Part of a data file
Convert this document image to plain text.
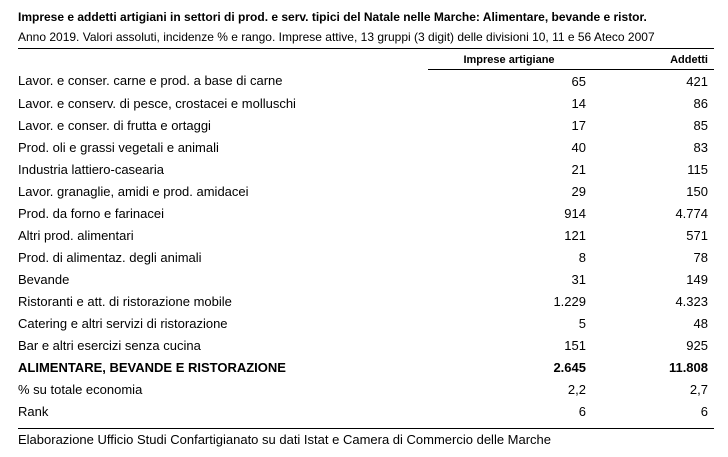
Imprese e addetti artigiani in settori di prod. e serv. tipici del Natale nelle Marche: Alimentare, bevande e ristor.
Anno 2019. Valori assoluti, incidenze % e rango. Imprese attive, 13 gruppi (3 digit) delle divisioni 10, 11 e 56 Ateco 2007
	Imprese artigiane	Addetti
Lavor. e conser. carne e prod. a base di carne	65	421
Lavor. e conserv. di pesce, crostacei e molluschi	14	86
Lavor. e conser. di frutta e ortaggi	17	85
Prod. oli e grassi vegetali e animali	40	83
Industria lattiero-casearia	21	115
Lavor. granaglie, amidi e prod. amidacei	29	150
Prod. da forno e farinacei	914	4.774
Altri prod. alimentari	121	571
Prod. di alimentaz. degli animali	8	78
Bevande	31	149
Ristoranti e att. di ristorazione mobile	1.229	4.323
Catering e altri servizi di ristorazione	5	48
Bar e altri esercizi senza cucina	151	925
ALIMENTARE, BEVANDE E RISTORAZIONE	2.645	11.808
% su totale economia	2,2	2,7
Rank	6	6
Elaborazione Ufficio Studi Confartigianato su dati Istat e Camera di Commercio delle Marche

THE REQUEST
Reproduce the material above verbatim; omit every picture.

WRITTEN RESPONSE
Convert this document image to plain text.
Imprese e addetti artigiani in settori di prod. e serv. tipici del Natale nelle Marche: Alimentare, bevande e ristor.
Anno 2019. Valori assoluti, incidenze % e rango. Imprese attive, 13 gruppi (3 digit) delle divisioni 10, 11 e 56 Ateco 2007
	Imprese artigiane	Addetti
Lavor. e conser. carne e prod. a base di carne	65	421
Lavor. e conserv. di pesce, crostacei e molluschi	14	86
Lavor. e conser. di frutta e ortaggi	17	85
Prod. oli e grassi vegetali e animali	40	83
Industria lattiero-casearia	21	115
Lavor. granaglie, amidi e prod. amidacei	29	150
Prod. da forno e farinacei	914	4.774
Altri prod. alimentari	121	571
Prod. di alimentaz. degli animali	8	78
Bevande	31	149
Ristoranti e att. di ristorazione mobile	1.229	4.323
Catering e altri servizi di ristorazione	5	48
Bar e altri esercizi senza cucina	151	925
ALIMENTARE, BEVANDE E RISTORAZIONE	2.645	11.808
% su totale economia	2,2	2,7
Rank	6	6
Elaborazione Ufficio Studi Confartigianato su dati Istat e Camera di Commercio delle Marche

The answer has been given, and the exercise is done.